== SUPPLIED DATA ==
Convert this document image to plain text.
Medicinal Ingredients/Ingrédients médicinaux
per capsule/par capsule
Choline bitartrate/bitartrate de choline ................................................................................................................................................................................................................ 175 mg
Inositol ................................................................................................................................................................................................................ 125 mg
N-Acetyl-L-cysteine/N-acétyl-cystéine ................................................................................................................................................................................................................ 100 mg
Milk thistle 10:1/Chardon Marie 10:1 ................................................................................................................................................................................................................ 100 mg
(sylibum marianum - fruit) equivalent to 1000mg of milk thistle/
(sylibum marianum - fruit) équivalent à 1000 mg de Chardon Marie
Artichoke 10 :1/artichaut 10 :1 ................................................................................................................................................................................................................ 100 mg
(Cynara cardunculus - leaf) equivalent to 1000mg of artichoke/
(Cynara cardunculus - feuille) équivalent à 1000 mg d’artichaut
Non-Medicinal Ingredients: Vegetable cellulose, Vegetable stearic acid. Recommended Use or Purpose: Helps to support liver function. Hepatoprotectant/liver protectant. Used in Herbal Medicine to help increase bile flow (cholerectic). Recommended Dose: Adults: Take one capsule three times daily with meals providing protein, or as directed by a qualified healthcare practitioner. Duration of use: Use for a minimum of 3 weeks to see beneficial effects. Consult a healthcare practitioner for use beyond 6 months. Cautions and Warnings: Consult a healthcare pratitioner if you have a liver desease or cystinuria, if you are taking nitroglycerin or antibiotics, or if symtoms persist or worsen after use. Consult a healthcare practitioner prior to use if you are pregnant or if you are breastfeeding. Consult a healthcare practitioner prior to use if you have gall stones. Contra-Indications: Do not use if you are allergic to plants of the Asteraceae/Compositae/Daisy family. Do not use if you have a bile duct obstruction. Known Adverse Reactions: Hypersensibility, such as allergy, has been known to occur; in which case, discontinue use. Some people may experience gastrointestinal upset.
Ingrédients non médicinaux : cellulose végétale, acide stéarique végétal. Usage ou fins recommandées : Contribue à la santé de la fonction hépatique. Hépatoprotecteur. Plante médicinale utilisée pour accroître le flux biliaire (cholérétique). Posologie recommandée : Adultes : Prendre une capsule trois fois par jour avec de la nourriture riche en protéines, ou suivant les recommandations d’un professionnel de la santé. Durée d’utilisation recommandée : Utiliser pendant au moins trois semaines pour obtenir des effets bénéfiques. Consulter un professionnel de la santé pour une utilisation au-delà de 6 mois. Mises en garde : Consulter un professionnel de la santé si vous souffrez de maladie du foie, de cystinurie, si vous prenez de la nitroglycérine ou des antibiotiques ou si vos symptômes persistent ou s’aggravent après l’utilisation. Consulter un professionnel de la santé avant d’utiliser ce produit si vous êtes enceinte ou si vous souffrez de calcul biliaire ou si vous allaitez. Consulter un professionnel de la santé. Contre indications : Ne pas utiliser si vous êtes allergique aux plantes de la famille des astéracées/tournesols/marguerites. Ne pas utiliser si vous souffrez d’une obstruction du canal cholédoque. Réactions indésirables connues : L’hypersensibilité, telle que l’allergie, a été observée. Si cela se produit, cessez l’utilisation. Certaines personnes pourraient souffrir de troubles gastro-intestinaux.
===
## EXERCISE AIM
Which lines above include the word "artichaut"? Pick them out and copy them.

## EXPECTED ANSWER
Artichoke 10 :1/artichaut 10 :1 ................................................................................................................................................................................................................ 100 mg
(Cynara cardunculus - feuille) équivalent à 1000 mg d’artichaut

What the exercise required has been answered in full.